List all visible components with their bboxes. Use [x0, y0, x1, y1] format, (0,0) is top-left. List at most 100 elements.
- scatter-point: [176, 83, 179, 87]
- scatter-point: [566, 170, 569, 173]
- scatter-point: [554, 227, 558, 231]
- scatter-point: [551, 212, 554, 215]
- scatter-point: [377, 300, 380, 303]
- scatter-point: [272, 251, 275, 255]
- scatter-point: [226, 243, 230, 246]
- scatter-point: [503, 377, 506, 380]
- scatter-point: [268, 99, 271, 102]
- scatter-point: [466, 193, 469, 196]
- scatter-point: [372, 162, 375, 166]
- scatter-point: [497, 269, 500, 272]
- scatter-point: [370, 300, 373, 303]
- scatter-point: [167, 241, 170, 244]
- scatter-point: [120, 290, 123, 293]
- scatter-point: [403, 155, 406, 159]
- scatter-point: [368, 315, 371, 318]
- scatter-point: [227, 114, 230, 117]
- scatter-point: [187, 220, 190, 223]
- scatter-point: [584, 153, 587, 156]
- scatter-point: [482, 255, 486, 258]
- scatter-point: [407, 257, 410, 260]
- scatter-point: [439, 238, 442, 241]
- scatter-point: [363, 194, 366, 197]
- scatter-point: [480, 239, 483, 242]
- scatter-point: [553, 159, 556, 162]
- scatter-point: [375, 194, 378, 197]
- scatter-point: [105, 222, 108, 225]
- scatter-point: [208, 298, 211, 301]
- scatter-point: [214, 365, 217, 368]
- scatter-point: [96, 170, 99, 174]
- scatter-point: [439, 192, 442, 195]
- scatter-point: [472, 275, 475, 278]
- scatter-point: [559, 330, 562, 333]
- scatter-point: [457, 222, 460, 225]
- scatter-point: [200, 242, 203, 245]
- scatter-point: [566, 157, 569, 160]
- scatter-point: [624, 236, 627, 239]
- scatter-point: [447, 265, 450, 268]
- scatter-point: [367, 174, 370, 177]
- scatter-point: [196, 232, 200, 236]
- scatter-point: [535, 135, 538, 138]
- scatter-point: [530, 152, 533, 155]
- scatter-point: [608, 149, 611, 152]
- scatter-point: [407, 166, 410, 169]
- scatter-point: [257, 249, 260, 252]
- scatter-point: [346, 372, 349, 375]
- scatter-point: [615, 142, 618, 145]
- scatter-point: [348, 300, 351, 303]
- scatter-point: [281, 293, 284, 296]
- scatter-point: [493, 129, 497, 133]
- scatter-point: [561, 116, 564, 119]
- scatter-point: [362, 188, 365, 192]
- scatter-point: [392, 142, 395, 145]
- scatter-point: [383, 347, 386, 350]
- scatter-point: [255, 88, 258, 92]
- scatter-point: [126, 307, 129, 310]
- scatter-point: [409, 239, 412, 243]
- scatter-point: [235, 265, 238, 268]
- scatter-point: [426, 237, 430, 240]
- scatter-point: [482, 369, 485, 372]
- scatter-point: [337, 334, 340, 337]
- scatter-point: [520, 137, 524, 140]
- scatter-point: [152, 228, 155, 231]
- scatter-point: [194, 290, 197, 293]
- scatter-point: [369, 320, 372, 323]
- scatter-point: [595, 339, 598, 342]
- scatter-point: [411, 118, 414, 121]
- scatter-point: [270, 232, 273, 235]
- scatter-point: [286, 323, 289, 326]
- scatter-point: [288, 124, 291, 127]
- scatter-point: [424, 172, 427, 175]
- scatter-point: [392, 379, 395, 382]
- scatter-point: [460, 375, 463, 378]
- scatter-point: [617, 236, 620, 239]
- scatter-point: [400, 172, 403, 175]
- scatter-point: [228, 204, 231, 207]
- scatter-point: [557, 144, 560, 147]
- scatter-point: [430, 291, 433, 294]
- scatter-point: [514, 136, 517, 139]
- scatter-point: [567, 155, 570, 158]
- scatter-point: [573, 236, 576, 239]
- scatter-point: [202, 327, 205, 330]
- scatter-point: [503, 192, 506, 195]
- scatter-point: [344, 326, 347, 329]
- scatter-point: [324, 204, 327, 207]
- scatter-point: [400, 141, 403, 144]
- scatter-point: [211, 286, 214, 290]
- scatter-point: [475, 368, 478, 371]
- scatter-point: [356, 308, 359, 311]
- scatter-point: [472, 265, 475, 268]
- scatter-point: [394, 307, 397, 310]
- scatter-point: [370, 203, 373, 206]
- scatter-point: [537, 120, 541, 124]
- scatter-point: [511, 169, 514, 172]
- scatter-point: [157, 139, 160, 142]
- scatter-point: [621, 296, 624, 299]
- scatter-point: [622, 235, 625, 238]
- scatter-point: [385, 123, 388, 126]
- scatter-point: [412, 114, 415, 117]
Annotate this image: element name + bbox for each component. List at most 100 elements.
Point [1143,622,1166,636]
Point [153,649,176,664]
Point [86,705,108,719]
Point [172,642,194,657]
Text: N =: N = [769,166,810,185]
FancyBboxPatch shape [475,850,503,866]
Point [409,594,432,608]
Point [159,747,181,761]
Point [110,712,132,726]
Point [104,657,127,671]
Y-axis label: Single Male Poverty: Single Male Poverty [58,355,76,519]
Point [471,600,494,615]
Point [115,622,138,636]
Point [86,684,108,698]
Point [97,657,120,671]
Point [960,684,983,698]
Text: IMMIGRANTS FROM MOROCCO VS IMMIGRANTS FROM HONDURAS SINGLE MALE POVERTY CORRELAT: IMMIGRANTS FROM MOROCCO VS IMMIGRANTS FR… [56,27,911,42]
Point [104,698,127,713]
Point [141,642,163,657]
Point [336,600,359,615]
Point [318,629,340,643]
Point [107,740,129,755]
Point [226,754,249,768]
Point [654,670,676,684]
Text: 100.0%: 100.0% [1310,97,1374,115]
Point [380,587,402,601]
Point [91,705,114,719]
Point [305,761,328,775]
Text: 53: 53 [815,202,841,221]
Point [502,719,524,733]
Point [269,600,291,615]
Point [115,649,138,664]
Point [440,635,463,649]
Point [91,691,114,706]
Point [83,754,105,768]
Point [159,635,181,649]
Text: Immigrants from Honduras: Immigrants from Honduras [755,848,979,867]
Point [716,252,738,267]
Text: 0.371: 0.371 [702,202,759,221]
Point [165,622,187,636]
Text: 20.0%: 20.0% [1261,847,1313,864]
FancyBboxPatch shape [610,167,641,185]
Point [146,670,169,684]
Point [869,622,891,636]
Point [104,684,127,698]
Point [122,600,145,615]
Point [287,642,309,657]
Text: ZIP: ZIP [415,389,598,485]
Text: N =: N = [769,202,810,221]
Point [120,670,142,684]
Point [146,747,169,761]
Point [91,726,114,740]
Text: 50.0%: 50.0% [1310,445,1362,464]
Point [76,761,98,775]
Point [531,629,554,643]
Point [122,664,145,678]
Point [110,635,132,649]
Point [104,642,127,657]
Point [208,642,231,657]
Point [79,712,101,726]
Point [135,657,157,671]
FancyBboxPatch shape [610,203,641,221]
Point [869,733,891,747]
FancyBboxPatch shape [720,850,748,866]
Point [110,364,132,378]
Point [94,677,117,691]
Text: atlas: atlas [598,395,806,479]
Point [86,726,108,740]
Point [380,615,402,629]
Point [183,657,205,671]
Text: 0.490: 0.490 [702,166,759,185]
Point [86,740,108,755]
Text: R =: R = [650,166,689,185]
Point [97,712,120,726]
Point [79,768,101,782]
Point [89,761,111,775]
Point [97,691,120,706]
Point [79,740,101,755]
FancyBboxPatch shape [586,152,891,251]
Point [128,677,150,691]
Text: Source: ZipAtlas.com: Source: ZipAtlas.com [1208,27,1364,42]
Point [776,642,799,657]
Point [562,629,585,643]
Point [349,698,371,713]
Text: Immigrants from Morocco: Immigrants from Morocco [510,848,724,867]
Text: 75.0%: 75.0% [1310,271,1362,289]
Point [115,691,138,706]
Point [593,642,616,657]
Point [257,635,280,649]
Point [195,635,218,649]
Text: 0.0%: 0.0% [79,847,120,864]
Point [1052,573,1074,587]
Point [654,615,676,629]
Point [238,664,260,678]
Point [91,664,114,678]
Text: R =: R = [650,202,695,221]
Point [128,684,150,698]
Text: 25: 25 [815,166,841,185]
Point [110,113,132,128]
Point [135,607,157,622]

* * *

• [Exercise]
Return, character for character, the lines above from the very first one through the line containing "- scatter-point: [554, 227, 558, 231]", including that final line.

• [Answer for the task]
List all visible components with their bboxes. Use [x0, y0, x1, y1] format, (0,0) is top-left. List at most 100 elements.
- scatter-point: [176, 83, 179, 87]
- scatter-point: [566, 170, 569, 173]
- scatter-point: [554, 227, 558, 231]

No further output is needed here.